## DIRECTION
Across the entries, how many lines have the string "color" in them? Reply with only a number.

Items from a figure collection:
"""

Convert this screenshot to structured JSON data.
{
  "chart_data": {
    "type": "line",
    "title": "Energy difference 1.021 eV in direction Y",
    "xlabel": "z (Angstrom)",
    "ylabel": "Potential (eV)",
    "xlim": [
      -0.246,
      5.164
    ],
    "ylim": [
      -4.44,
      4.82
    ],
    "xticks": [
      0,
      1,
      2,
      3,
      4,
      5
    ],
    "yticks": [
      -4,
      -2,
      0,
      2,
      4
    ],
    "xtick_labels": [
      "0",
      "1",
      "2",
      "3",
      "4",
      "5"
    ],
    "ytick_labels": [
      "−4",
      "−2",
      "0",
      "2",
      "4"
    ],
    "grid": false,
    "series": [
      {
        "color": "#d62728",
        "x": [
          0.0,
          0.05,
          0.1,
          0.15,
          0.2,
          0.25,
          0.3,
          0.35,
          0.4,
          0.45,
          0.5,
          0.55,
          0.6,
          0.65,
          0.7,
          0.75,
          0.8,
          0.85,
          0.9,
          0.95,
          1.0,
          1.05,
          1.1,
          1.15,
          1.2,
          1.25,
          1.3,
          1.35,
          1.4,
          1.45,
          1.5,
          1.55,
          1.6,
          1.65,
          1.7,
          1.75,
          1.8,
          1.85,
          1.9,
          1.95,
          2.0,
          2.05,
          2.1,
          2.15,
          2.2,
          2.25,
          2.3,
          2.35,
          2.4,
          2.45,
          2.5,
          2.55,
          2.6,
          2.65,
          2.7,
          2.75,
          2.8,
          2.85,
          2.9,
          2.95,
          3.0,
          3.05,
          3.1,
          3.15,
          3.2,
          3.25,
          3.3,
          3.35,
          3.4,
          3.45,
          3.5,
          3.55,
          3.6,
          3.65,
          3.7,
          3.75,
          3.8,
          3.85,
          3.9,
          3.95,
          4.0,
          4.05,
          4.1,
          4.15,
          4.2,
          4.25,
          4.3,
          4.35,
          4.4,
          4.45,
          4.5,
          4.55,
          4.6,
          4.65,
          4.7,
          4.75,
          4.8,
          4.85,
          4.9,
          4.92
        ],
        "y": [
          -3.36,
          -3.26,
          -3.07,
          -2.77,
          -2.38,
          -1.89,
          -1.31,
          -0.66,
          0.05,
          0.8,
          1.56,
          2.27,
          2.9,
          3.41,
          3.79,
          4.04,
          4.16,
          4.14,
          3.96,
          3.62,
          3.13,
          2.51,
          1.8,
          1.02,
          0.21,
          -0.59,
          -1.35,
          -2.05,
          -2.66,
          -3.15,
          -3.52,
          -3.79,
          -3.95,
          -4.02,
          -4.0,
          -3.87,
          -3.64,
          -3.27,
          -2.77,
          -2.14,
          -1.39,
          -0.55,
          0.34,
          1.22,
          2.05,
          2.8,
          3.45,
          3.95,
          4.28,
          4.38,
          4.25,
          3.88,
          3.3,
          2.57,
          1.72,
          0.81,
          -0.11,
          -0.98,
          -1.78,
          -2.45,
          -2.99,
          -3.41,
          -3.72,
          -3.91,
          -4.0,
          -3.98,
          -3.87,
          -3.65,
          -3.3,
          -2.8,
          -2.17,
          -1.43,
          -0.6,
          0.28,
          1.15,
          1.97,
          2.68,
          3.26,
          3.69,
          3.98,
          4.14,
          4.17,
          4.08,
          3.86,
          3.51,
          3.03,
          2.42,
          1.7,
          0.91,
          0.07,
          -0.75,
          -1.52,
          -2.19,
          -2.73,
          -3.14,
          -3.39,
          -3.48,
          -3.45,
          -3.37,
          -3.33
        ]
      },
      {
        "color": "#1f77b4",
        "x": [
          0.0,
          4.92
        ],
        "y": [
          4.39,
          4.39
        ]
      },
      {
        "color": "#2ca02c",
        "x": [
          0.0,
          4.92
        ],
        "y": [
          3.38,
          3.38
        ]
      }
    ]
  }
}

"""

## THE OUTPUT
3